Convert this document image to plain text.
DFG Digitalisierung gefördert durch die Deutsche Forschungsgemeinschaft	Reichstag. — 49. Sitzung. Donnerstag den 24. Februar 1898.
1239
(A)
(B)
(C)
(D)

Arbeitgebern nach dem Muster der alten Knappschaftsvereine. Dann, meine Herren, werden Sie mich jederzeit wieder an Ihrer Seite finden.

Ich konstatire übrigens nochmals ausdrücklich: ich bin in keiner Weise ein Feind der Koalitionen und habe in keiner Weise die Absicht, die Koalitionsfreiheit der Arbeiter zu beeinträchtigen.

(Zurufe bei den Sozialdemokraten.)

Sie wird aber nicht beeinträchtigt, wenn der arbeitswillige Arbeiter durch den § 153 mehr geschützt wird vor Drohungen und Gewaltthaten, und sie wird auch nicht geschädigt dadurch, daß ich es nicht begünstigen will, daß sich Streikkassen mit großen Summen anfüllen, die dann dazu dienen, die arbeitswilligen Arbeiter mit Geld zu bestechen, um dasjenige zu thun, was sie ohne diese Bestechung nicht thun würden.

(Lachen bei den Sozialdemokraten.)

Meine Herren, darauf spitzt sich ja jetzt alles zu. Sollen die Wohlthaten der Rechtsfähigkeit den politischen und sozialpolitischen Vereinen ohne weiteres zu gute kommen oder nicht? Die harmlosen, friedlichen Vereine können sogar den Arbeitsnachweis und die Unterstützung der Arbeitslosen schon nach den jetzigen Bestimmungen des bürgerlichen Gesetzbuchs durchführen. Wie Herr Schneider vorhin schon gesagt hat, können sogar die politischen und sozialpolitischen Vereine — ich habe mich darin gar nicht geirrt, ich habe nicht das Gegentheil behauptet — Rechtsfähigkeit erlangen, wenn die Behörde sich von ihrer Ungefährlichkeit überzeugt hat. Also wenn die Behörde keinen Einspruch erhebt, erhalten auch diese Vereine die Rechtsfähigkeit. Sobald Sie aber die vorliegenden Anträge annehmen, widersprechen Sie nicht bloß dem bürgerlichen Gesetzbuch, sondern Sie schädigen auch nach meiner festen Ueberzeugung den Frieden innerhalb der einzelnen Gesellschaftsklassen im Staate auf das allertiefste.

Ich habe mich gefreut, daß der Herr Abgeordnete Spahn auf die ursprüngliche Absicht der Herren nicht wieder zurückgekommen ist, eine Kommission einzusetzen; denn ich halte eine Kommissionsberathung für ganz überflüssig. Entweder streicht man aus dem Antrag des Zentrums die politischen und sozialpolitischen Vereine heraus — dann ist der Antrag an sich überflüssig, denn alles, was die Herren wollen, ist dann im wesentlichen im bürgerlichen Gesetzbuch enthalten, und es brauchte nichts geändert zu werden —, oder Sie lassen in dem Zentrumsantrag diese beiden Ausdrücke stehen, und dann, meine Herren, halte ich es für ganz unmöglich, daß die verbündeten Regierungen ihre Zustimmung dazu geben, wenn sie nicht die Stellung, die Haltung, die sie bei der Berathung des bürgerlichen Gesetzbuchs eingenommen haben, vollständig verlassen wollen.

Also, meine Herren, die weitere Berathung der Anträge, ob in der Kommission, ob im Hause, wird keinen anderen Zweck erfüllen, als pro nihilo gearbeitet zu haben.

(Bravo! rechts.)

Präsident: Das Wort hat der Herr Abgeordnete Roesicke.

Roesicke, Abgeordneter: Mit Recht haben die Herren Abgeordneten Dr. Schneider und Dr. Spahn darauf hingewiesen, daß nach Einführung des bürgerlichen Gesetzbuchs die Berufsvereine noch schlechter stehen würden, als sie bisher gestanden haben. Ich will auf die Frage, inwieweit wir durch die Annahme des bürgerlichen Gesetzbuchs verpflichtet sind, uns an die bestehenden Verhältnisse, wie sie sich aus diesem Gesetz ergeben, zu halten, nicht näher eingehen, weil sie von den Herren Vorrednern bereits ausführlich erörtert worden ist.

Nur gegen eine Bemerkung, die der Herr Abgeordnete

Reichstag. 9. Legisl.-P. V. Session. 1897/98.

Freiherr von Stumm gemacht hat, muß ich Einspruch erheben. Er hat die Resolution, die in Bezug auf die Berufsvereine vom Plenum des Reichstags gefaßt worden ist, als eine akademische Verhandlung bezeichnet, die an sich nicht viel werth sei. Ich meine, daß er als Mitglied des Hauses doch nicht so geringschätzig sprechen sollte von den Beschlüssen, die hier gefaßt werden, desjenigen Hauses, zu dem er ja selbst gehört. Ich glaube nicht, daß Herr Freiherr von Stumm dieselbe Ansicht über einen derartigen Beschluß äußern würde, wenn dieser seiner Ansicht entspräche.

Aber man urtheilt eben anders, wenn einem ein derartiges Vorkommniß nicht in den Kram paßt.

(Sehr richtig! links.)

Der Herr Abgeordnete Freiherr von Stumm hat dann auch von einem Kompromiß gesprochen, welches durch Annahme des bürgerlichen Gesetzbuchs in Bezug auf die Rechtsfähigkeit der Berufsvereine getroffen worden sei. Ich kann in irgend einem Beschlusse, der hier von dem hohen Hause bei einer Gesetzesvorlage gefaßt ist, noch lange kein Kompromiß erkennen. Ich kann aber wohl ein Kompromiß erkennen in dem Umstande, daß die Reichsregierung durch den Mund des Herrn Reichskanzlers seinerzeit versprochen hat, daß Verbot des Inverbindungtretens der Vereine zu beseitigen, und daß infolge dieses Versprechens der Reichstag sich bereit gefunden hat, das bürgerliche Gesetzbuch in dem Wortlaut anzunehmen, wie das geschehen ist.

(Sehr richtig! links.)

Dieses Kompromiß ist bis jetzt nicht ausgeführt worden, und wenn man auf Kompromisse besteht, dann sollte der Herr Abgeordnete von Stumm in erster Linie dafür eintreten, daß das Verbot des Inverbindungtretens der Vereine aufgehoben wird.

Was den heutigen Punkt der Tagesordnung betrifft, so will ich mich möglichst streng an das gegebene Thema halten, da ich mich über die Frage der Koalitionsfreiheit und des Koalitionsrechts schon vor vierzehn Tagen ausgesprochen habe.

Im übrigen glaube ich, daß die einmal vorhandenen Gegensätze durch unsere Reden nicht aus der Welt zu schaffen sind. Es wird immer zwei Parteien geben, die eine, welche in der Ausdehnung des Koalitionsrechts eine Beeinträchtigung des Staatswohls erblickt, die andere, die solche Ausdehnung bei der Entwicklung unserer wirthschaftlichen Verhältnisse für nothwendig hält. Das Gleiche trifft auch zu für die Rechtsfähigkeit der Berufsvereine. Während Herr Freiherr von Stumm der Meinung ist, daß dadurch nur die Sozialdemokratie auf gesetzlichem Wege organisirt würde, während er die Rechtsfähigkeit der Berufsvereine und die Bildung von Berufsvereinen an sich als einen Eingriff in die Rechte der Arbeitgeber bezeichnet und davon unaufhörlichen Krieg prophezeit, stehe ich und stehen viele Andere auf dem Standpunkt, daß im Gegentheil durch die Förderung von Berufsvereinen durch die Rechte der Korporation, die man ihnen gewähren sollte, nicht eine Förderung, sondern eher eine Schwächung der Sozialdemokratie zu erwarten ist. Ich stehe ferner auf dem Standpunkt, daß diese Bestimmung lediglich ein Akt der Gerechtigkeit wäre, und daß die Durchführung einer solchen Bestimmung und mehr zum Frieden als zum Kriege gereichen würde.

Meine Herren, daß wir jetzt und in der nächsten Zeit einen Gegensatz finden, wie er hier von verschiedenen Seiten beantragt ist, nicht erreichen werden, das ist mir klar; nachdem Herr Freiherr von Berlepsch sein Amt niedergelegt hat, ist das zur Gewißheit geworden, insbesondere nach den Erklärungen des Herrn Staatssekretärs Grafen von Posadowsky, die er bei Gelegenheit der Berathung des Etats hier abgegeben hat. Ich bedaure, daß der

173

#####

Goal of the exercise:
Write out the whole listing once more, exactly as it reads.

Exercise result:
Convert this document image to plain text.
DFG Digitalisierung gefördert durch die Deutsche Forschungsgemeinschaft	Reichstag. — 49. Sitzung. Donnerstag den 24. Februar 1898.
1239
(A)
(B)
(C)
(D)

Arbeitgebern nach dem Muster der alten Knappschaftsvereine. Dann, meine Herren, werden Sie mich jederzeit wieder an Ihrer Seite finden.

Ich konstatire übrigens nochmals ausdrücklich: ich bin in keiner Weise ein Feind der Koalitionen und habe in keiner Weise die Absicht, die Koalitionsfreiheit der Arbeiter zu beeinträchtigen.

(Zurufe bei den Sozialdemokraten.)

Sie wird aber nicht beeinträchtigt, wenn der arbeitswillige Arbeiter durch den § 153 mehr geschützt wird vor Drohungen und Gewaltthaten, und sie wird auch nicht geschädigt dadurch, daß ich es nicht begünstigen will, daß sich Streikkassen mit großen Summen anfüllen, die dann dazu dienen, die arbeitswilligen Arbeiter mit Geld zu bestechen, um dasjenige zu thun, was sie ohne diese Bestechung nicht thun würden.

(Lachen bei den Sozialdemokraten.)

Meine Herren, darauf spitzt sich ja jetzt alles zu. Sollen die Wohlthaten der Rechtsfähigkeit den politischen und sozialpolitischen Vereinen ohne weiteres zu gute kommen oder nicht? Die harmlosen, friedlichen Vereine können sogar den Arbeitsnachweis und die Unterstützung der Arbeitslosen schon nach den jetzigen Bestimmungen des bürgerlichen Gesetzbuchs durchführen. Wie Herr Schneider vorhin schon gesagt hat, können sogar die politischen und sozialpolitischen Vereine — ich habe mich darin gar nicht geirrt, ich habe nicht das Gegentheil behauptet — Rechtsfähigkeit erlangen, wenn die Behörde sich von ihrer Ungefährlichkeit überzeugt hat. Also wenn die Behörde keinen Einspruch erhebt, erhalten auch diese Vereine die Rechtsfähigkeit. Sobald Sie aber die vorliegenden Anträge annehmen, widersprechen Sie nicht bloß dem bürgerlichen Gesetzbuch, sondern Sie schädigen auch nach meiner festen Ueberzeugung den Frieden innerhalb der einzelnen Gesellschaftsklassen im Staate auf das allertiefste.

Ich habe mich gefreut, daß der Herr Abgeordnete Spahn auf die ursprüngliche Absicht der Herren nicht wieder zurückgekommen ist, eine Kommission einzusetzen; denn ich halte eine Kommissionsberathung für ganz überflüssig. Entweder streicht man aus dem Antrag des Zentrums die politischen und sozialpolitischen Vereine heraus — dann ist der Antrag an sich überflüssig, denn alles, was die Herren wollen, ist dann im wesentlichen im bürgerlichen Gesetzbuch enthalten, und es brauchte nichts geändert zu werden —, oder Sie lassen in dem Zentrumsantrag diese beiden Ausdrücke stehen, und dann, meine Herren, halte ich es für ganz unmöglich, daß die verbündeten Regierungen ihre Zustimmung dazu geben, wenn sie nicht die Stellung, die Haltung, die sie bei der Berathung des bürgerlichen Gesetzbuchs eingenommen haben, vollständig verlassen wollen.

Also, meine Herren, die weitere Berathung der Anträge, ob in der Kommission, ob im Hause, wird keinen anderen Zweck erfüllen, als pro nihilo gearbeitet zu haben.

(Bravo! rechts.)

Präsident: Das Wort hat der Herr Abgeordnete Roesicke.

Roesicke, Abgeordneter: Mit Recht haben die Herren Abgeordneten Dr. Schneider und Dr. Spahn darauf hingewiesen, daß nach Einführung des bürgerlichen Gesetzbuchs die Berufsvereine noch schlechter stehen würden, als sie bisher gestanden haben. Ich will auf die Frage, inwieweit wir durch die Annahme des bürgerlichen Gesetzbuchs verpflichtet sind, uns an die bestehenden Verhältnisse, wie sie sich aus diesem Gesetz ergeben, zu halten, nicht näher eingehen, weil sie von den Herren Vorrednern bereits ausführlich erörtert worden ist.

Nur gegen eine Bemerkung, die der Herr Abgeordnete

Reichstag. 9. Legisl.-P. V. Session. 1897/98.

Freiherr von Stumm gemacht hat, muß ich Einspruch erheben. Er hat die Resolution, die in Bezug auf die Berufsvereine vom Plenum des Reichstags gefaßt worden ist, als eine akademische Verhandlung bezeichnet, die an sich nicht viel werth sei. Ich meine, daß er als Mitglied des Hauses doch nicht so geringschätzig sprechen sollte von den Beschlüssen, die hier gefaßt werden, desjenigen Hauses, zu dem er ja selbst gehört. Ich glaube nicht, daß Herr Freiherr von Stumm dieselbe Ansicht über einen derartigen Beschluß äußern würde, wenn dieser seiner Ansicht entspräche.

Aber man urtheilt eben anders, wenn einem ein derartiges Vorkommniß nicht in den Kram paßt.

(Sehr richtig! links.)

Der Herr Abgeordnete Freiherr von Stumm hat dann auch von einem Kompromiß gesprochen, welches durch Annahme des bürgerlichen Gesetzbuchs in Bezug auf die Rechtsfähigkeit der Berufsvereine getroffen worden sei. Ich kann in irgend einem Beschlusse, der hier von dem hohen Hause bei einer Gesetzesvorlage gefaßt ist, noch lange kein Kompromiß erkennen. Ich kann aber wohl ein Kompromiß erkennen in dem Umstande, daß die Reichsregierung durch den Mund des Herrn Reichskanzlers seinerzeit versprochen hat, daß Verbot des Inverbindungtretens der Vereine zu beseitigen, und daß infolge dieses Versprechens der Reichstag sich bereit gefunden hat, das bürgerliche Gesetzbuch in dem Wortlaut anzunehmen, wie das geschehen ist.

(Sehr richtig! links.)

Dieses Kompromiß ist bis jetzt nicht ausgeführt worden, und wenn man auf Kompromisse besteht, dann sollte der Herr Abgeordnete von Stumm in erster Linie dafür eintreten, daß das Verbot des Inverbindungtretens der Vereine aufgehoben wird.

Was den heutigen Punkt der Tagesordnung betrifft, so will ich mich möglichst streng an das gegebene Thema halten, da ich mich über die Frage der Koalitionsfreiheit und des Koalitionsrechts schon vor vierzehn Tagen ausgesprochen habe.

Im übrigen glaube ich, daß die einmal vorhandenen Gegensätze durch unsere Reden nicht aus der Welt zu schaffen sind. Es wird immer zwei Parteien geben, die eine, welche in der Ausdehnung des Koalitionsrechts eine Beeinträchtigung des Staatswohls erblickt, die andere, die solche Ausdehnung bei der Entwicklung unserer wirthschaftlichen Verhältnisse für nothwendig hält. Das Gleiche trifft auch zu für die Rechtsfähigkeit der Berufsvereine. Während Herr Freiherr von Stumm der Meinung ist, daß dadurch nur die Sozialdemokratie auf gesetzlichem Wege organisirt würde, während er die Rechtsfähigkeit der Berufsvereine und die Bildung von Berufsvereinen an sich als einen Eingriff in die Rechte der Arbeitgeber bezeichnet und davon unaufhörlichen Krieg prophezeit, stehe ich und stehen viele Andere auf dem Standpunkt, daß im Gegentheil durch die Förderung von Berufsvereinen durch die Rechte der Korporation, die man ihnen gewähren sollte, nicht eine Förderung, sondern eher eine Schwächung der Sozialdemokratie zu erwarten ist. Ich stehe ferner auf dem Standpunkt, daß diese Bestimmung lediglich ein Akt der Gerechtigkeit wäre, und daß die Durchführung einer solchen Bestimmung und mehr zum Frieden als zum Kriege gereichen würde.

Meine Herren, daß wir jetzt und in der nächsten Zeit einen Gegensatz finden, wie er hier von verschiedenen Seiten beantragt ist, nicht erreichen werden, das ist mir klar; nachdem Herr Freiherr von Berlepsch sein Amt niedergelegt hat, ist das zur Gewißheit geworden, insbesondere nach den Erklärungen des Herrn Staatssekretärs Grafen von Posadowsky, die er bei Gelegenheit der Berathung des Etats hier abgegeben hat. Ich bedaure, daß der

173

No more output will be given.